(Saved entries)
★ ★ ★ ★
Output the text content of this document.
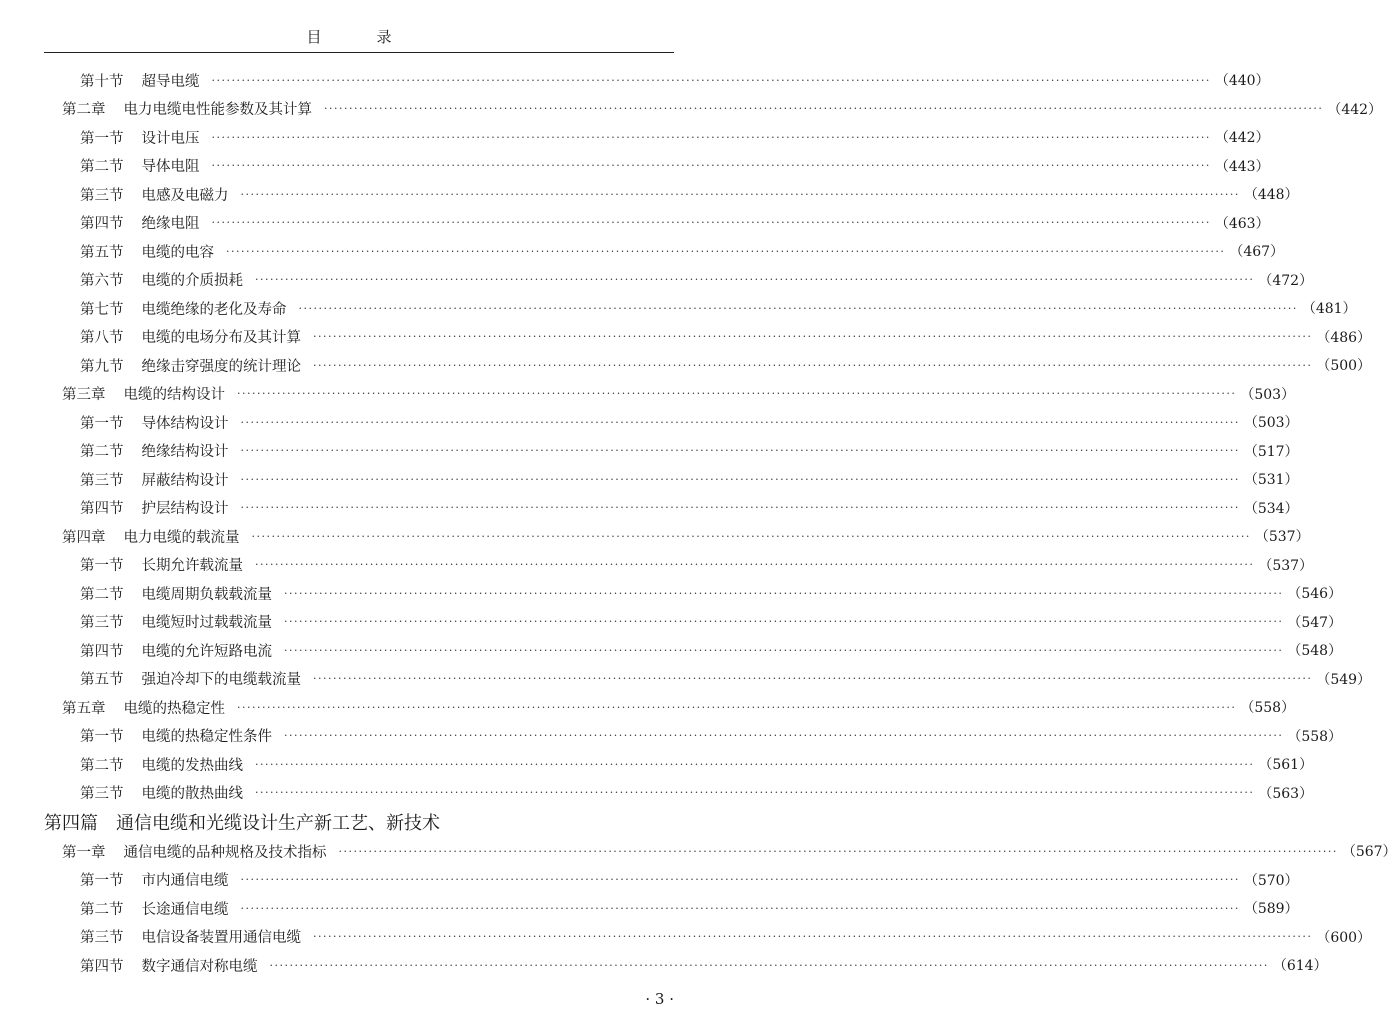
目　录
第十节 超导电缆 ········································································································································································································ （440）
第二章 电力电缆电性能参数及其计算 ········································································································································································································ （442）
第一节 设计电压 ········································································································································································································ （442）
第二节 导体电阻 ········································································································································································································ （443）
第三节 电感及电磁力 ········································································································································································································ （448）
第四节 绝缘电阻 ········································································································································································································ （463）
第五节 电缆的电容 ········································································································································································································ （467）
第六节 电缆的介质损耗 ········································································································································································································ （472）
第七节 电缆绝缘的老化及寿命 ········································································································································································································ （481）
第八节 电缆的电场分布及其计算 ········································································································································································································ （486）
第九节 绝缘击穿强度的统计理论 ········································································································································································································ （500）
第三章 电缆的结构设计 ········································································································································································································ （503）
第一节 导体结构设计 ········································································································································································································ （503）
第二节 绝缘结构设计 ········································································································································································································ （517）
第三节 屏蔽结构设计 ········································································································································································································ （531）
第四节 护层结构设计 ········································································································································································································ （534）
第四章 电力电缆的载流量 ········································································································································································································ （537）
第一节 长期允许载流量 ········································································································································································································ （537）
第二节 电缆周期负载载流量 ········································································································································································································ （546）
第三节 电缆短时过载载流量 ········································································································································································································ （547）
第四节 电缆的允许短路电流 ········································································································································································································ （548）
第五节 强迫冷却下的电缆载流量 ········································································································································································································ （549）
第五章 电缆的热稳定性 ········································································································································································································ （558）
第一节 电缆的热稳定性条件 ········································································································································································································ （558）
第二节 电缆的发热曲线 ········································································································································································································ （561）
第三节 电缆的散热曲线 ········································································································································································································ （563）
第四篇 通信电缆和光缆设计生产新工艺、新技术
第一章 通信电缆的品种规格及技术指标 ········································································································································································································ （567）
第一节 市内通信电缆 ········································································································································································································ （570）
第二节 长途通信电缆 ········································································································································································································ （589）
第三节 电信设备装置用通信电缆 ········································································································································································································ （600）
第四节 数字通信对称电缆 ········································································································································································································ （614）
· 3 ·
★ ★ ★ ★
PROBLEM TO SOLVE = Quote the preceding listing precisely and completely, omitting its images.

EXPECTED OUTPUT =
Output the text content of this document.
目　录
第十节 超导电缆 ········································································································································································································ （440）
第二章 电力电缆电性能参数及其计算 ········································································································································································································ （442）
第一节 设计电压 ········································································································································································································ （442）
第二节 导体电阻 ········································································································································································································ （443）
第三节 电感及电磁力 ········································································································································································································ （448）
第四节 绝缘电阻 ········································································································································································································ （463）
第五节 电缆的电容 ········································································································································································································ （467）
第六节 电缆的介质损耗 ········································································································································································································ （472）
第七节 电缆绝缘的老化及寿命 ········································································································································································································ （481）
第八节 电缆的电场分布及其计算 ········································································································································································································ （486）
第九节 绝缘击穿强度的统计理论 ········································································································································································································ （500）
第三章 电缆的结构设计 ········································································································································································································ （503）
第一节 导体结构设计 ········································································································································································································ （503）
第二节 绝缘结构设计 ········································································································································································································ （517）
第三节 屏蔽结构设计 ········································································································································································································ （531）
第四节 护层结构设计 ········································································································································································································ （534）
第四章 电力电缆的载流量 ········································································································································································································ （537）
第一节 长期允许载流量 ········································································································································································································ （537）
第二节 电缆周期负载载流量 ········································································································································································································ （546）
第三节 电缆短时过载载流量 ········································································································································································································ （547）
第四节 电缆的允许短路电流 ········································································································································································································ （548）
第五节 强迫冷却下的电缆载流量 ········································································································································································································ （549）
第五章 电缆的热稳定性 ········································································································································································································ （558）
第一节 电缆的热稳定性条件 ········································································································································································································ （558）
第二节 电缆的发热曲线 ········································································································································································································ （561）
第三节 电缆的散热曲线 ········································································································································································································ （563）
第四篇 通信电缆和光缆设计生产新工艺、新技术
第一章 通信电缆的品种规格及技术指标 ········································································································································································································ （567）
第一节 市内通信电缆 ········································································································································································································ （570）
第二节 长途通信电缆 ········································································································································································································ （589）
第三节 电信设备装置用通信电缆 ········································································································································································································ （600）
第四节 数字通信对称电缆 ········································································································································································································ （614）
· 3 ·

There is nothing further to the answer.